What is asked — Copy out all of the material, matching it word for word.

Dataset excerpts —
***

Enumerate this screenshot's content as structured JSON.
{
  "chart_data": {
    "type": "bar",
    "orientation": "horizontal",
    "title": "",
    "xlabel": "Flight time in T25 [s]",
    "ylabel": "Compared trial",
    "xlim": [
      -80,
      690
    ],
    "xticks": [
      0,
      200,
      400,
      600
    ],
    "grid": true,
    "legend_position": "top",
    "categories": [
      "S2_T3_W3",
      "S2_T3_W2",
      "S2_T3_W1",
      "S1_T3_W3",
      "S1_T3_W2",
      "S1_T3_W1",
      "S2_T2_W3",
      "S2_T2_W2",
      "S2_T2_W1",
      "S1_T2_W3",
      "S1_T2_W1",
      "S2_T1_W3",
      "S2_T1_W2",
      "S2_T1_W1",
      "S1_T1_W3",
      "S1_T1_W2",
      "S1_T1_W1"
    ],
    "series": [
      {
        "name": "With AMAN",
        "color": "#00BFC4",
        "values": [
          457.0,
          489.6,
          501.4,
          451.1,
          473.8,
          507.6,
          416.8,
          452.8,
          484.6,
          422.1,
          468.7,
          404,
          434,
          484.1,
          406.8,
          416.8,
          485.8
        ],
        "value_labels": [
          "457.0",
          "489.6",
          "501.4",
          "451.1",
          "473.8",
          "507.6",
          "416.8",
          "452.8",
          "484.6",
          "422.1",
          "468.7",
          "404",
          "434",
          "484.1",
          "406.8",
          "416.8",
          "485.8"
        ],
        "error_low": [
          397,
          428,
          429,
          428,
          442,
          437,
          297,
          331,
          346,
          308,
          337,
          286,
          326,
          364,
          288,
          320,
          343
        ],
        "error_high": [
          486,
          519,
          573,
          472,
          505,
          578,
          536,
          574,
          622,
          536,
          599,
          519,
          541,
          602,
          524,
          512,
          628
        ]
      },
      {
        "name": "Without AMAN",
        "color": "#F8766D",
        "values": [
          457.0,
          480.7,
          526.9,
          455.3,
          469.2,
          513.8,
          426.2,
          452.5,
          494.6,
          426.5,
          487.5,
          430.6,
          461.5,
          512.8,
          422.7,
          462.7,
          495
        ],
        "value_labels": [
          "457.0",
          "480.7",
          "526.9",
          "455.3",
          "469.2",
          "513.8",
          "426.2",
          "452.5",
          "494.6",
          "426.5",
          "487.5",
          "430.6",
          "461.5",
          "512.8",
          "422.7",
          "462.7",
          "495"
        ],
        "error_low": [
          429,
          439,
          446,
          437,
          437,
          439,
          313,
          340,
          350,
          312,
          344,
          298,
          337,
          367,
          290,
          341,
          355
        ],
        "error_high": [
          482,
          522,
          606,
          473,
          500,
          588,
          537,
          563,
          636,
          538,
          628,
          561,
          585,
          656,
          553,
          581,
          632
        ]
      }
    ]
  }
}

***

Solved exercise —
Enumerate this screenshot's content as structured JSON.
{
  "chart_data": {
    "type": "bar",
    "orientation": "horizontal",
    "title": "",
    "xlabel": "Flight time in T25 [s]",
    "ylabel": "Compared trial",
    "xlim": [
      -80,
      690
    ],
    "xticks": [
      0,
      200,
      400,
      600
    ],
    "grid": true,
    "legend_position": "top",
    "categories": [
      "S2_T3_W3",
      "S2_T3_W2",
      "S2_T3_W1",
      "S1_T3_W3",
      "S1_T3_W2",
      "S1_T3_W1",
      "S2_T2_W3",
      "S2_T2_W2",
      "S2_T2_W1",
      "S1_T2_W3",
      "S1_T2_W1",
      "S2_T1_W3",
      "S2_T1_W2",
      "S2_T1_W1",
      "S1_T1_W3",
      "S1_T1_W2",
      "S1_T1_W1"
    ],
    "series": [
      {
        "name": "With AMAN",
        "color": "#00BFC4",
        "values": [
          457.0,
          489.6,
          501.4,
          451.1,
          473.8,
          507.6,
          416.8,
          452.8,
          484.6,
          422.1,
          468.7,
          404,
          434,
          484.1,
          406.8,
          416.8,
          485.8
        ],
        "value_labels": [
          "457.0",
          "489.6",
          "501.4",
          "451.1",
          "473.8",
          "507.6",
          "416.8",
          "452.8",
          "484.6",
          "422.1",
          "468.7",
          "404",
          "434",
          "484.1",
          "406.8",
          "416.8",
          "485.8"
        ],
        "error_low": [
          397,
          428,
          429,
          428,
          442,
          437,
          297,
          331,
          346,
          308,
          337,
          286,
          326,
          364,
          288,
          320,
          343
        ],
        "error_high": [
          486,
          519,
          573,
          472,
          505,
          578,
          536,
          574,
          622,
          536,
          599,
          519,
          541,
          602,
          524,
          512,
          628
        ]
      },
      {
        "name": "Without AMAN",
        "color": "#F8766D",
        "values": [
          457.0,
          480.7,
          526.9,
          455.3,
          469.2,
          513.8,
          426.2,
          452.5,
          494.6,
          426.5,
          487.5,
          430.6,
          461.5,
          512.8,
          422.7,
          462.7,
          495
        ],
        "value_labels": [
          "457.0",
          "480.7",
          "526.9",
          "455.3",
          "469.2",
          "513.8",
          "426.2",
          "452.5",
          "494.6",
          "426.5",
          "487.5",
          "430.6",
          "461.5",
          "512.8",
          "422.7",
          "462.7",
          "495"
        ],
        "error_low": [
          429,
          439,
          446,
          437,
          437,
          439,
          313,
          340,
          350,
          312,
          344,
          298,
          337,
          367,
          290,
          341,
          355
        ],
        "error_high": [
          482,
          522,
          606,
          473,
          500,
          588,
          537,
          563,
          636,
          538,
          628,
          561,
          585,
          656,
          553,
          581,
          632
        ]
      }
    ]
  }
}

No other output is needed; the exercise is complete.